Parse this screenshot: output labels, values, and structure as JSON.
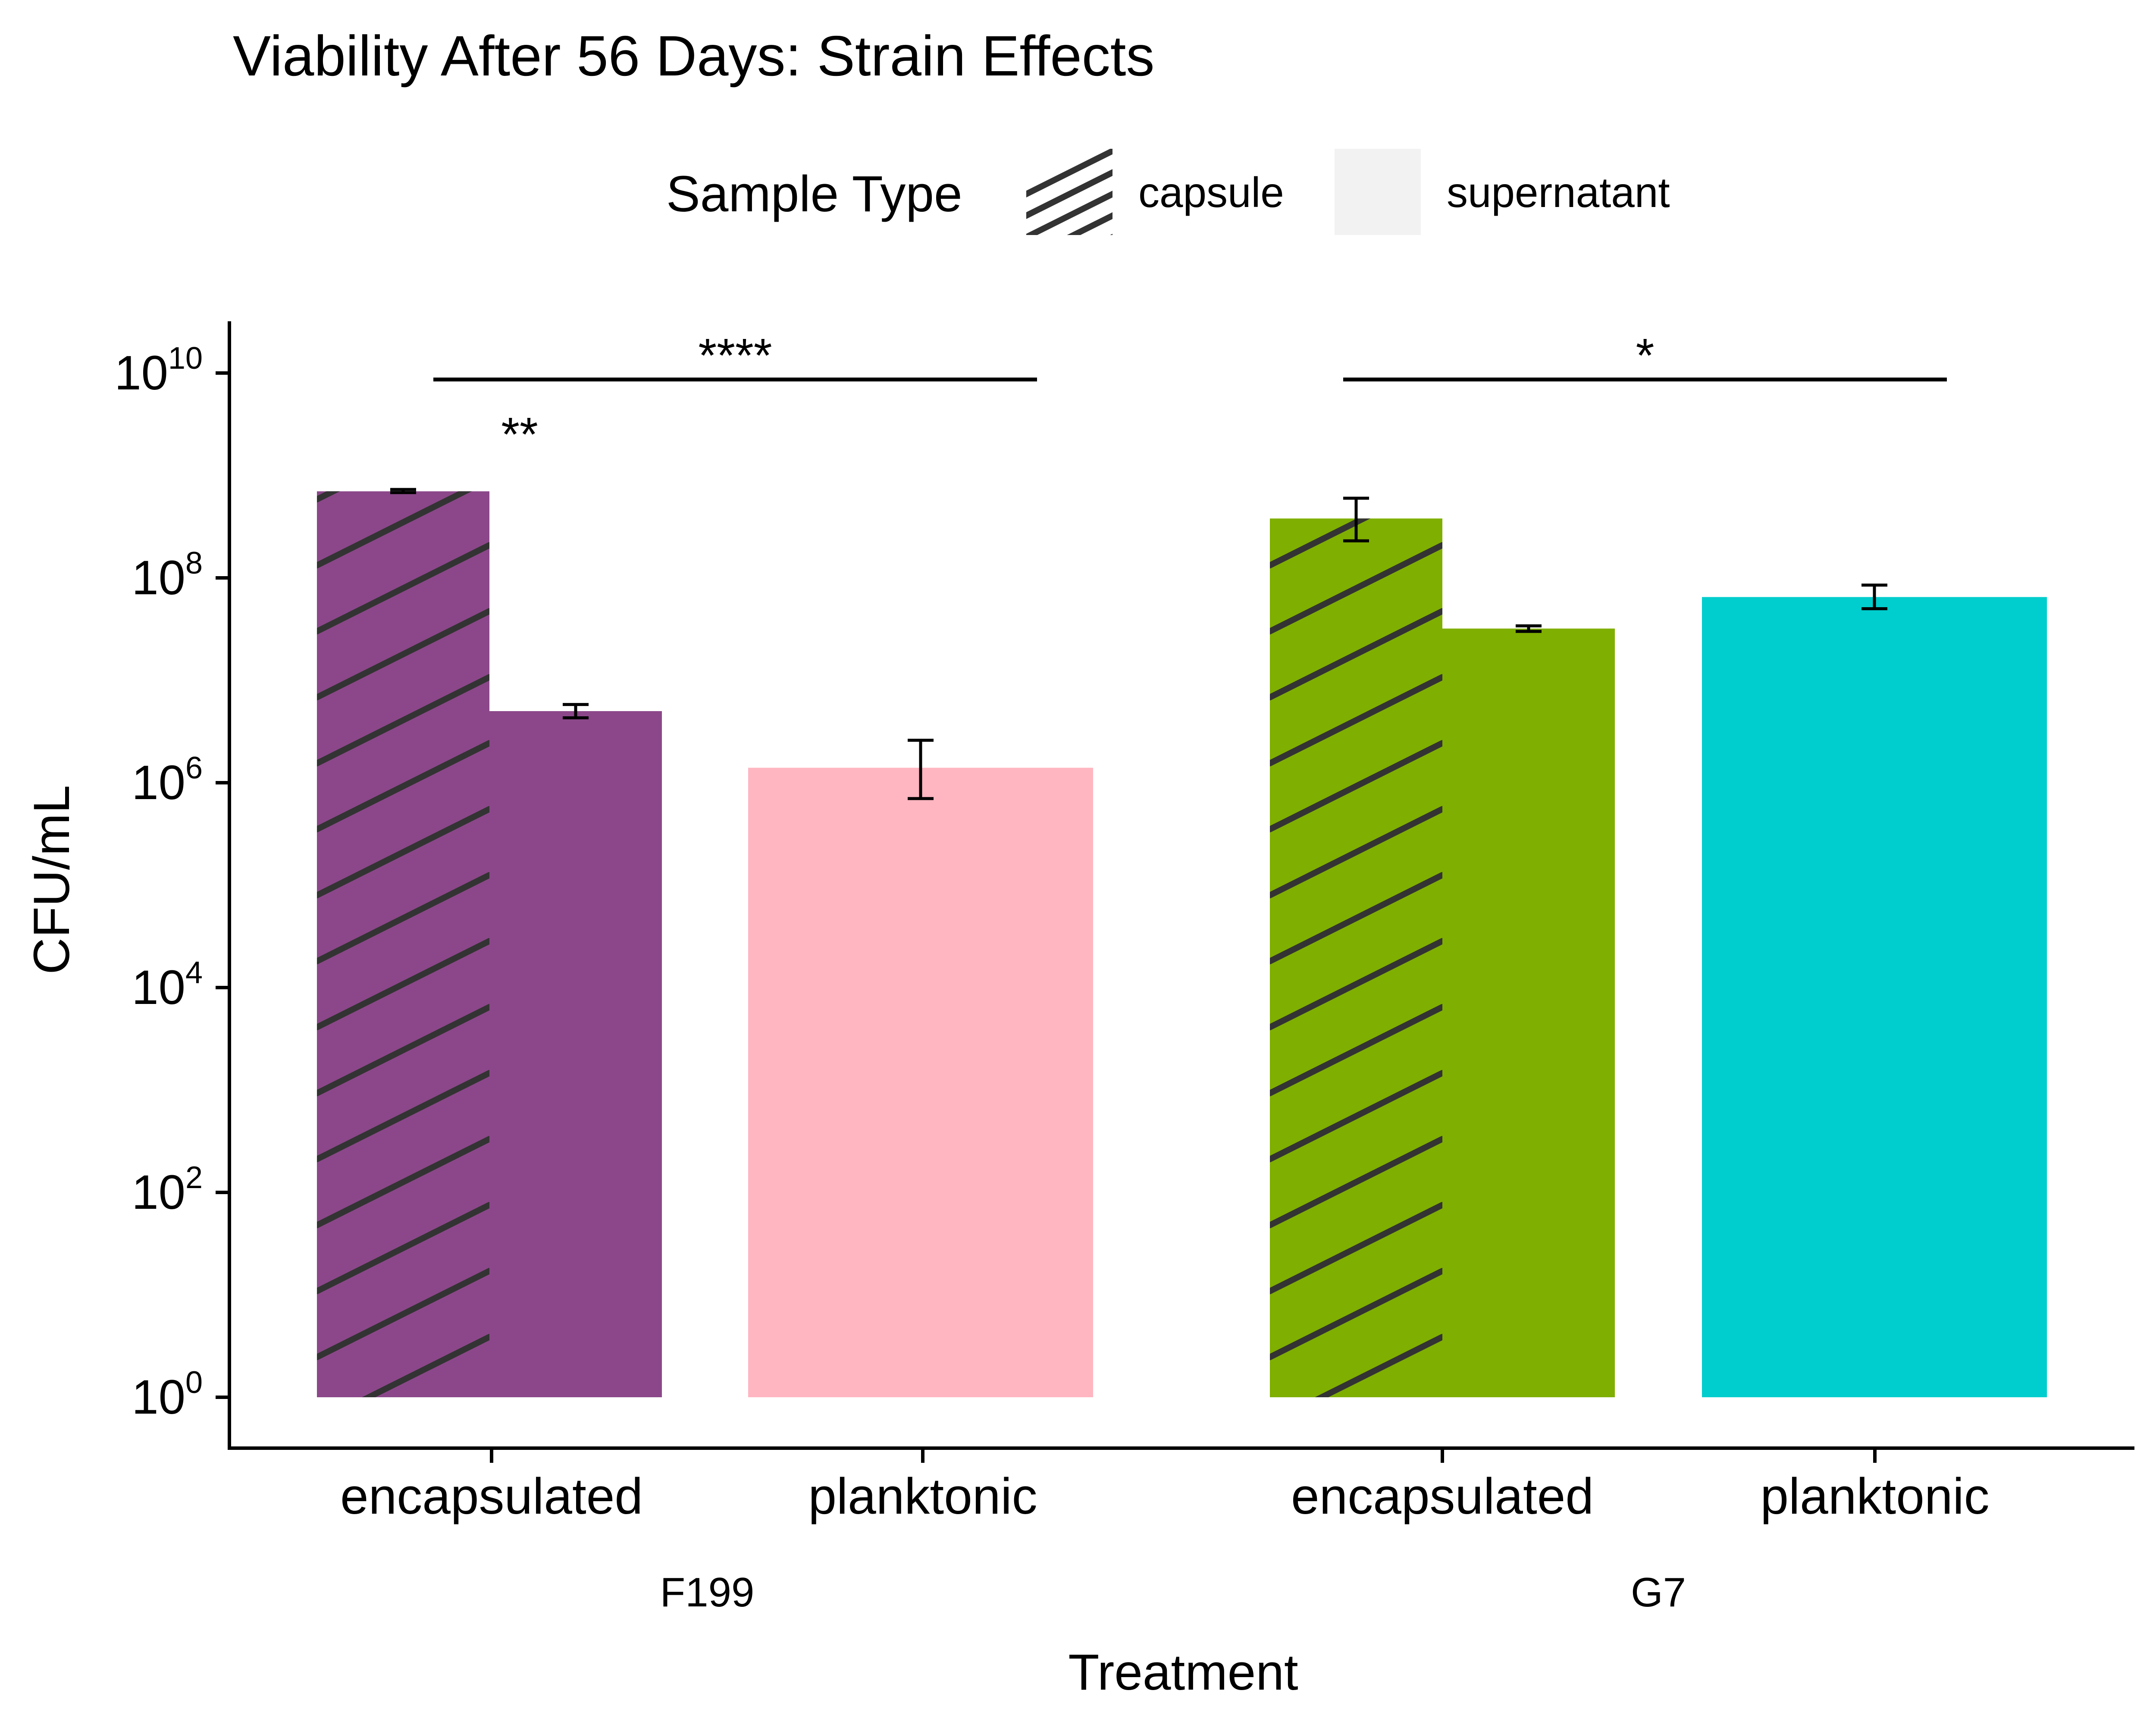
{
  "chart_data": {
    "type": "bar",
    "title": "Viability After 56 Days: Strain Effects",
    "xlabel": "Treatment",
    "ylabel": "CFU/mL",
    "yscale": "log10",
    "ylim": [
      1,
      10000000000
    ],
    "ytick_base": "10",
    "yticks": [
      {
        "exp": "0",
        "value": 1
      },
      {
        "exp": "2",
        "value": 100
      },
      {
        "exp": "4",
        "value": 10000
      },
      {
        "exp": "6",
        "value": 1000000
      },
      {
        "exp": "8",
        "value": 100000000
      },
      {
        "exp": "10",
        "value": 10000000000
      }
    ],
    "legend": {
      "title": "Sample Type",
      "position": "top",
      "items": [
        {
          "label": "capsule",
          "pattern": "hatched"
        },
        {
          "label": "supernatant",
          "pattern": "solid"
        }
      ]
    },
    "groups": [
      {
        "name": "F199",
        "categories": [
          {
            "label": "encapsulated",
            "bars": [
              {
                "sample": "capsule",
                "value": 700000000,
                "err_low": 680000000,
                "err_high": 730000000,
                "color": "#8B4789",
                "pattern": "hatched"
              },
              {
                "sample": "supernatant",
                "value": 5000000,
                "err_low": 4300000,
                "err_high": 5800000,
                "color": "#8B4789",
                "pattern": "solid"
              }
            ]
          },
          {
            "label": "planktonic",
            "bars": [
              {
                "sample": "",
                "value": 1400000,
                "err_low": 700000,
                "err_high": 2600000,
                "color": "#FFB6C1",
                "pattern": "solid"
              }
            ]
          }
        ]
      },
      {
        "name": "G7",
        "categories": [
          {
            "label": "encapsulated",
            "bars": [
              {
                "sample": "capsule",
                "value": 380000000,
                "err_low": 230000000,
                "err_high": 600000000,
                "color": "#7FAF00",
                "pattern": "hatched"
              },
              {
                "sample": "supernatant",
                "value": 32000000,
                "err_low": 30000000,
                "err_high": 34000000,
                "color": "#7FAF00",
                "pattern": "solid"
              }
            ]
          },
          {
            "label": "planktonic",
            "bars": [
              {
                "sample": "",
                "value": 65000000,
                "err_low": 50000000,
                "err_high": 85000000,
                "color": "#00CDCD",
                "pattern": "solid"
              }
            ]
          }
        ]
      }
    ],
    "annotations": [
      {
        "text": "****",
        "type": "bracket",
        "group": 0
      },
      {
        "text": "*",
        "type": "bracket",
        "group": 1
      },
      {
        "text": "**",
        "type": "label",
        "group": 0
      }
    ]
  }
}
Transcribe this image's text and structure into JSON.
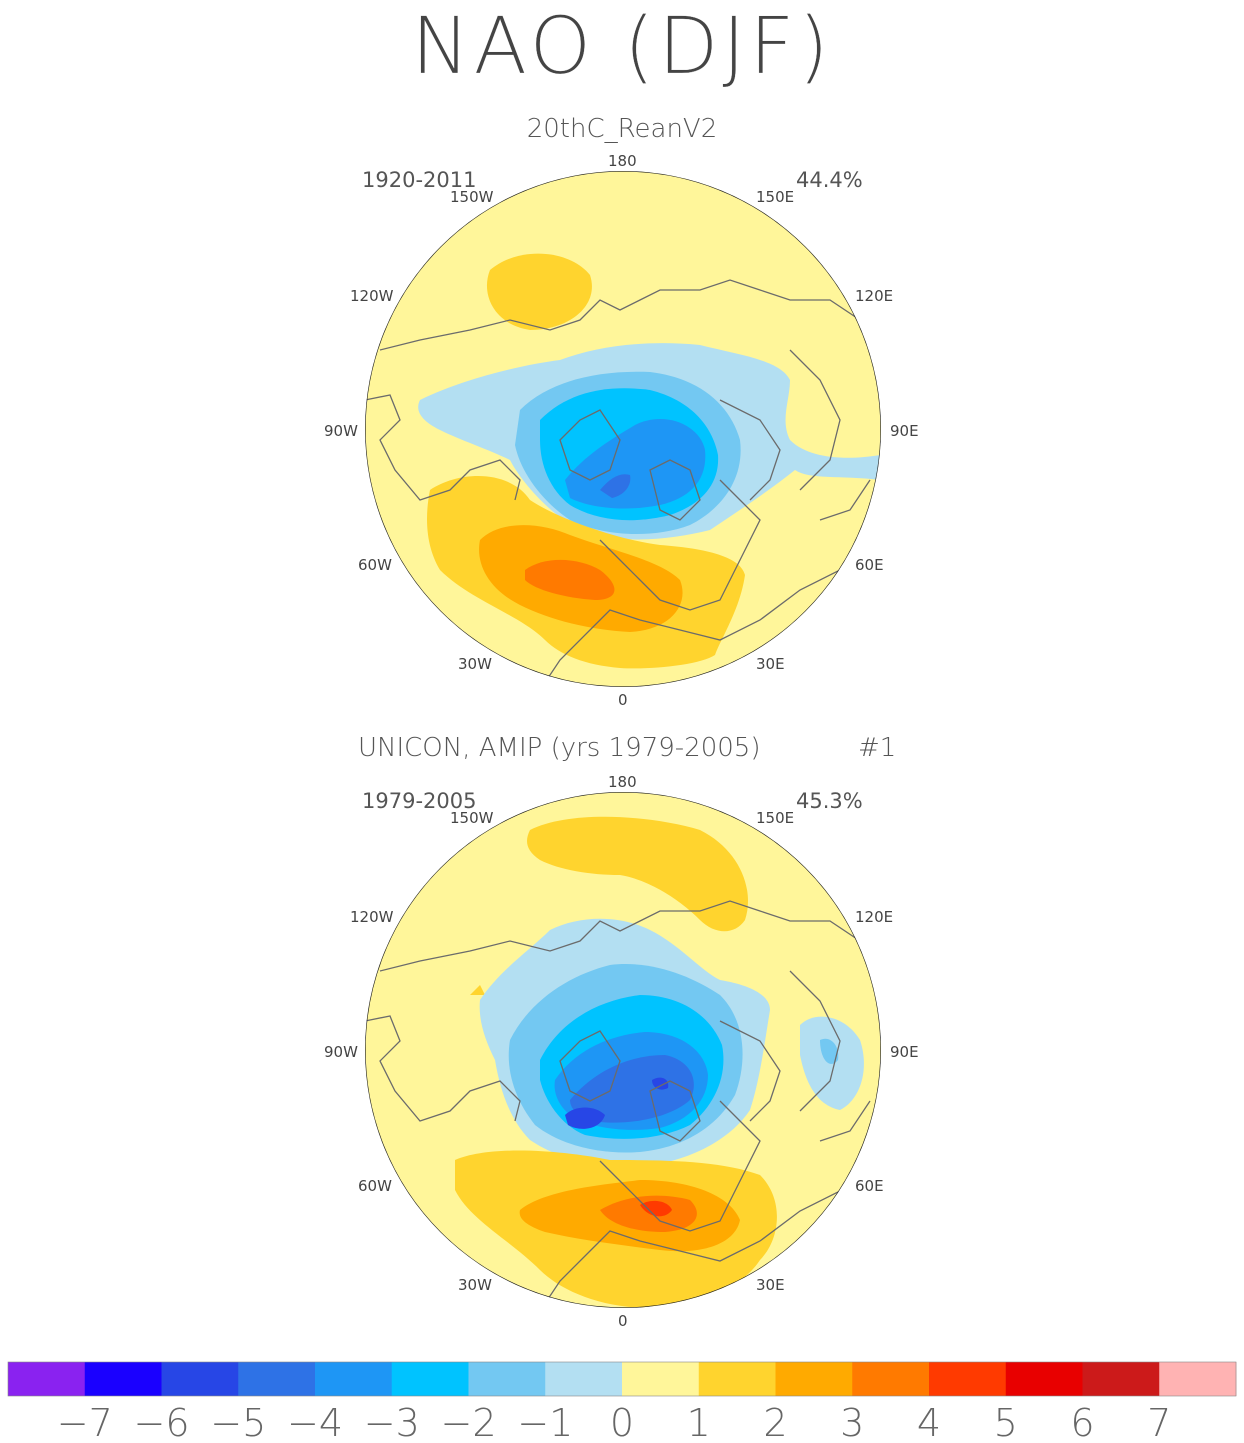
━━━━
Leave the images out, please, and restate each line word for word.

Parse this screenshot: output labels, values, and structure as JSON.
{
  "chart_data": {
    "type": "bar",
    "title": "Viability After 56 Days: Strain Effects",
    "xlabel": "Treatment",
    "ylabel": "CFU/mL",
    "yscale": "log10",
    "ylim": [
      1,
      10000000000
    ],
    "ytick_base": "10",
    "yticks": [
      {
        "exp": "0",
        "value": 1
      },
      {
        "exp": "2",
        "value": 100
      },
      {
        "exp": "4",
        "value": 10000
      },
      {
        "exp": "6",
        "value": 1000000
      },
      {
        "exp": "8",
        "value": 100000000
      },
      {
        "exp": "10",
        "value": 10000000000
      }
    ],
    "legend": {
      "title": "Sample Type",
      "position": "top",
      "items": [
        {
          "label": "capsule",
          "pattern": "hatched"
        },
        {
          "label": "supernatant",
          "pattern": "solid"
        }
      ]
    },
    "groups": [
      {
        "name": "F199",
        "categories": [
          {
            "label": "encapsulated",
            "bars": [
              {
                "sample": "capsule",
                "value": 700000000,
                "err_low": 680000000,
                "err_high": 730000000,
                "color": "#8B4789",
                "pattern": "hatched"
              },
              {
                "sample": "supernatant",
                "value": 5000000,
                "err_low": 4300000,
                "err_high": 5800000,
                "color": "#8B4789",
                "pattern": "solid"
              }
            ]
          },
          {
            "label": "planktonic",
            "bars": [
              {
                "sample": "",
                "value": 1400000,
                "err_low": 700000,
                "err_high": 2600000,
                "color": "#FFB6C1",
                "pattern": "solid"
              }
            ]
          }
        ]
      },
      {
        "name": "G7",
        "categories": [
          {
            "label": "encapsulated",
            "bars": [
              {
                "sample": "capsule",
                "value": 380000000,
                "err_low": 230000000,
                "err_high": 600000000,
                "color": "#7FAF00",
                "pattern": "hatched"
              },
              {
                "sample": "supernatant",
                "value": 32000000,
                "err_low": 30000000,
                "err_high": 34000000,
                "color": "#7FAF00",
                "pattern": "solid"
              }
            ]
          },
          {
            "label": "planktonic",
            "bars": [
              {
                "sample": "",
                "value": 65000000,
                "err_low": 50000000,
                "err_high": 85000000,
                "color": "#00CDCD",
                "pattern": "solid"
              }
            ]
          }
        ]
      }
    ],
    "annotations": [
      {
        "text": "****",
        "type": "bracket",
        "group": 0
      },
      {
        "text": "*",
        "type": "bracket",
        "group": 1
      },
      {
        "text": "**",
        "type": "label",
        "group": 0
      }
    ]
  }
}
Transcribe this image's text and structure into JSON.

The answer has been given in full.